=== Dataset entries ===
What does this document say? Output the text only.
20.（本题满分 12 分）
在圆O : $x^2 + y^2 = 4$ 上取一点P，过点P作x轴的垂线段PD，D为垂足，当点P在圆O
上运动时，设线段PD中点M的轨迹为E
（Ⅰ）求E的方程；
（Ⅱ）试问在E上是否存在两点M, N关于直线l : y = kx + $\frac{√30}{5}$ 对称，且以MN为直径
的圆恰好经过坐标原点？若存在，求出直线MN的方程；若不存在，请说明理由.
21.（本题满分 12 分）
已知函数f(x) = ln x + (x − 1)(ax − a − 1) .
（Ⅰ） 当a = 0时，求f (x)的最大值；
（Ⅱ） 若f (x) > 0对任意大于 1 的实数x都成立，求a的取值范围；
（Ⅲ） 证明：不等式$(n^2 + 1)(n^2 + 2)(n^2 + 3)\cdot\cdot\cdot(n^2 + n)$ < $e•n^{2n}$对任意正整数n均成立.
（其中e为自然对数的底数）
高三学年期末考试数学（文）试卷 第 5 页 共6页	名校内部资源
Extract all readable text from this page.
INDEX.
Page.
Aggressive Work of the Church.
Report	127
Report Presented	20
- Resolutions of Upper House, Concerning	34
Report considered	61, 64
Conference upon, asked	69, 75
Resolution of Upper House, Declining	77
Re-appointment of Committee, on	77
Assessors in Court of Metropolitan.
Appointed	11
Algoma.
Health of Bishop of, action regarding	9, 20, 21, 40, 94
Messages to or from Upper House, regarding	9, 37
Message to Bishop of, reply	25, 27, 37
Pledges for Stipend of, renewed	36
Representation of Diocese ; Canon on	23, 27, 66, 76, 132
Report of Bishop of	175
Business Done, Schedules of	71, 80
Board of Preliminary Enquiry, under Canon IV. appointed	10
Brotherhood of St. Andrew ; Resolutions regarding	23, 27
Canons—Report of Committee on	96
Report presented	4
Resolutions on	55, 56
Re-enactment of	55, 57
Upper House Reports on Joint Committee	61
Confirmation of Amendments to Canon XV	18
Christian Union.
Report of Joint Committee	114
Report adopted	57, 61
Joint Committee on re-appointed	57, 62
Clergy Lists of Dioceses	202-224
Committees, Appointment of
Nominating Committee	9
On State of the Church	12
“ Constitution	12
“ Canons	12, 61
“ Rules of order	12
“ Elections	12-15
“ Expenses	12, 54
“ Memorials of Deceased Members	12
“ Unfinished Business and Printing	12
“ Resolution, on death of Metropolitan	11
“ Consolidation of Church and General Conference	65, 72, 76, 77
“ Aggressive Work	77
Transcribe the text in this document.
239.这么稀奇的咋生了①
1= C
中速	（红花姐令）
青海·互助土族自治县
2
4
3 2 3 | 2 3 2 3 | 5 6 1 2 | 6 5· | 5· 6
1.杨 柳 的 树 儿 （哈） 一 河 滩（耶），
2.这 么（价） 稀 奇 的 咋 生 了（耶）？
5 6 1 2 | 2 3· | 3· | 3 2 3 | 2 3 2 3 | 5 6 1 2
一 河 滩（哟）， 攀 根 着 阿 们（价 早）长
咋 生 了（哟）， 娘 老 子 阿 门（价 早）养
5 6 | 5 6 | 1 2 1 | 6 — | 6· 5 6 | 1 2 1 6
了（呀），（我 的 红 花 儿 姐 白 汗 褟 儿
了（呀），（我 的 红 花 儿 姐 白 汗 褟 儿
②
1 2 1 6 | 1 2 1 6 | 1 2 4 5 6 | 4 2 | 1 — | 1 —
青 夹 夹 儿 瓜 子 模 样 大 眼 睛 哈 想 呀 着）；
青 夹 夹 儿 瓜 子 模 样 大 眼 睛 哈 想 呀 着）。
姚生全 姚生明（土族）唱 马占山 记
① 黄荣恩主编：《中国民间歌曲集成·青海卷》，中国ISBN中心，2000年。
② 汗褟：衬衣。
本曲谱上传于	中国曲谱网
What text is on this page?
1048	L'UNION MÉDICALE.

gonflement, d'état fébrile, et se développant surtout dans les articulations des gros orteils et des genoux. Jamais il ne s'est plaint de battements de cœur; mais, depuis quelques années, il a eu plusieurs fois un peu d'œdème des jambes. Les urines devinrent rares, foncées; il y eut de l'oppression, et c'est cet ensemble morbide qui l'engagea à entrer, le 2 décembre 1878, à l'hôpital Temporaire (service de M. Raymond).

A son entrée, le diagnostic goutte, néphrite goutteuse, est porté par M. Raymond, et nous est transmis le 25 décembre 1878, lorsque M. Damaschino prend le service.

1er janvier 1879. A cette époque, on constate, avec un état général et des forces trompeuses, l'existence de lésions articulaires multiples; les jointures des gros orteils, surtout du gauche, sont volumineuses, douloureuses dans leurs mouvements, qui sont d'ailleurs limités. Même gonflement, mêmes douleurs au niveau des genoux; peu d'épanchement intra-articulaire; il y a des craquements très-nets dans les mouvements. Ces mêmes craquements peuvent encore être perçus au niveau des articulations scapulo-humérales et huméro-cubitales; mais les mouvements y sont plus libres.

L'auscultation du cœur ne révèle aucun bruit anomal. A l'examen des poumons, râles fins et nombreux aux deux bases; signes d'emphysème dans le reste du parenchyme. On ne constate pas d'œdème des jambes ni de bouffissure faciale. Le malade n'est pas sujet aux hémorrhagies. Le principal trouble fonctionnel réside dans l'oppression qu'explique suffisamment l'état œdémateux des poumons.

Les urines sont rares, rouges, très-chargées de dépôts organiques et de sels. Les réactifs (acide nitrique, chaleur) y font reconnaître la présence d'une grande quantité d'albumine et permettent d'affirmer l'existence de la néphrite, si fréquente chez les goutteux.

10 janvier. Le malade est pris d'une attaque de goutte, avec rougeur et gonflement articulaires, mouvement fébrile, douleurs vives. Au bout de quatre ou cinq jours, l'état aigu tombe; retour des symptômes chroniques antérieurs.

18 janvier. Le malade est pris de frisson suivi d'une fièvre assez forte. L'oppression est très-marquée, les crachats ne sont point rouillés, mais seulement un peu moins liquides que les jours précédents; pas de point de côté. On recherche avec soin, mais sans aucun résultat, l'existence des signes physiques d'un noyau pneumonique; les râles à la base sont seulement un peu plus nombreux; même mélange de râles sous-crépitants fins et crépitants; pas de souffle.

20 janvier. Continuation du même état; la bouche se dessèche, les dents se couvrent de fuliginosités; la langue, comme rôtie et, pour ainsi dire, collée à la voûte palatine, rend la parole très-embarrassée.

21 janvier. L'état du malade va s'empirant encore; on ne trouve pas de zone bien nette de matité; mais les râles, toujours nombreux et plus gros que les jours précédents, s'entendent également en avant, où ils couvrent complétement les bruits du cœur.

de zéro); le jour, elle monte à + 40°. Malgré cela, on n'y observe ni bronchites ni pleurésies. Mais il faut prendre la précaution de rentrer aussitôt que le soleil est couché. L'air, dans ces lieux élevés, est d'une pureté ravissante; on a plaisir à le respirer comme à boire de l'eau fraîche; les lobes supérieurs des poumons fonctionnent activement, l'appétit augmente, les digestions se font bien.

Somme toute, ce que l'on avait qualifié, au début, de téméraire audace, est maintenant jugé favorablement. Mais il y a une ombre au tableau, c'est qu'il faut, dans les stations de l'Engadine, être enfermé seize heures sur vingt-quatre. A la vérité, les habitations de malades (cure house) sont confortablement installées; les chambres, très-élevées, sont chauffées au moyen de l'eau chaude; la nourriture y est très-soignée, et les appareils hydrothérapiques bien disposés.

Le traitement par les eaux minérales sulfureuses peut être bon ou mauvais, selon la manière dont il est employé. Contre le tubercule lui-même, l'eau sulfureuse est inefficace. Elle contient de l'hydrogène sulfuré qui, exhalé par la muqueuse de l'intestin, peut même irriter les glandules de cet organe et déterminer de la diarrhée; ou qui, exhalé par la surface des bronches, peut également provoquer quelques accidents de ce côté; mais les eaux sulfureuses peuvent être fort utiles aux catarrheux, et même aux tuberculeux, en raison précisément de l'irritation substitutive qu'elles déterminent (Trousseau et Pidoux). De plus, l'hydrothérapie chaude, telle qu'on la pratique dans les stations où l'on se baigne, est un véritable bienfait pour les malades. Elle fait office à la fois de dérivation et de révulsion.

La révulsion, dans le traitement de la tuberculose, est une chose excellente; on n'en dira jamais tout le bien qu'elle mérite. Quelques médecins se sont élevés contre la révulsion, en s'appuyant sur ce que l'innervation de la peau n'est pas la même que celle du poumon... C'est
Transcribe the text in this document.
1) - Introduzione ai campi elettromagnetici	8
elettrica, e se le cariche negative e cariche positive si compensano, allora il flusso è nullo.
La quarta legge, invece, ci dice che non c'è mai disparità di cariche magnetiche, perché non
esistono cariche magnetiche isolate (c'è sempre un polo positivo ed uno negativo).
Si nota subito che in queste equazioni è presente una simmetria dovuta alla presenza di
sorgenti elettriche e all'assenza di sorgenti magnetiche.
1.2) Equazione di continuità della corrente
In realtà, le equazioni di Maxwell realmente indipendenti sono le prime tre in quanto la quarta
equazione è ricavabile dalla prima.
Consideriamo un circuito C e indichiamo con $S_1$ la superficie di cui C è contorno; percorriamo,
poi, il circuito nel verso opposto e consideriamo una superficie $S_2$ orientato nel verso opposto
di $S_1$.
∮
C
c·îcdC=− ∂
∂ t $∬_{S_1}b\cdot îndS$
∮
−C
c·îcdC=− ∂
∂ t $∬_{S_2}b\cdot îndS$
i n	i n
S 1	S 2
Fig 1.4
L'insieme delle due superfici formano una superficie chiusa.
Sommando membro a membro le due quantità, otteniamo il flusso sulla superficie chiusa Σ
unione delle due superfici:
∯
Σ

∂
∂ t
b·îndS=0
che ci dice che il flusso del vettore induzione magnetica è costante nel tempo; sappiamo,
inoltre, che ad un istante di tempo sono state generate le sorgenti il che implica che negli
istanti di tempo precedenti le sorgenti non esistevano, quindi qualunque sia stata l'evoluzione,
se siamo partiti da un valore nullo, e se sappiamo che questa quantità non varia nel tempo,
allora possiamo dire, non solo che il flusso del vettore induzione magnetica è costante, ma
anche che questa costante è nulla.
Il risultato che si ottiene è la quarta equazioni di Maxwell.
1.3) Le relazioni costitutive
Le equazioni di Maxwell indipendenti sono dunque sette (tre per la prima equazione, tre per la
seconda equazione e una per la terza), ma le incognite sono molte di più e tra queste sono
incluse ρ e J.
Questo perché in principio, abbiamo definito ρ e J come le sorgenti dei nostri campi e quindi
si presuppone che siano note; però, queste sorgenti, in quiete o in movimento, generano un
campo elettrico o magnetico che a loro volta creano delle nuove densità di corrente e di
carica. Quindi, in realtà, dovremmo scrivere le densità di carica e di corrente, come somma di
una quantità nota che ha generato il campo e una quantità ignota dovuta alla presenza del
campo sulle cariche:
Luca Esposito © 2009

=== Problem statement ===
Return from the data every line that holds "chiusa".

=== Response ===
L'insieme delle due superfici formano una superficie chiusa.
Sommando membro a membro le due quantità, otteniamo il flusso sulla superficie chiusa Σ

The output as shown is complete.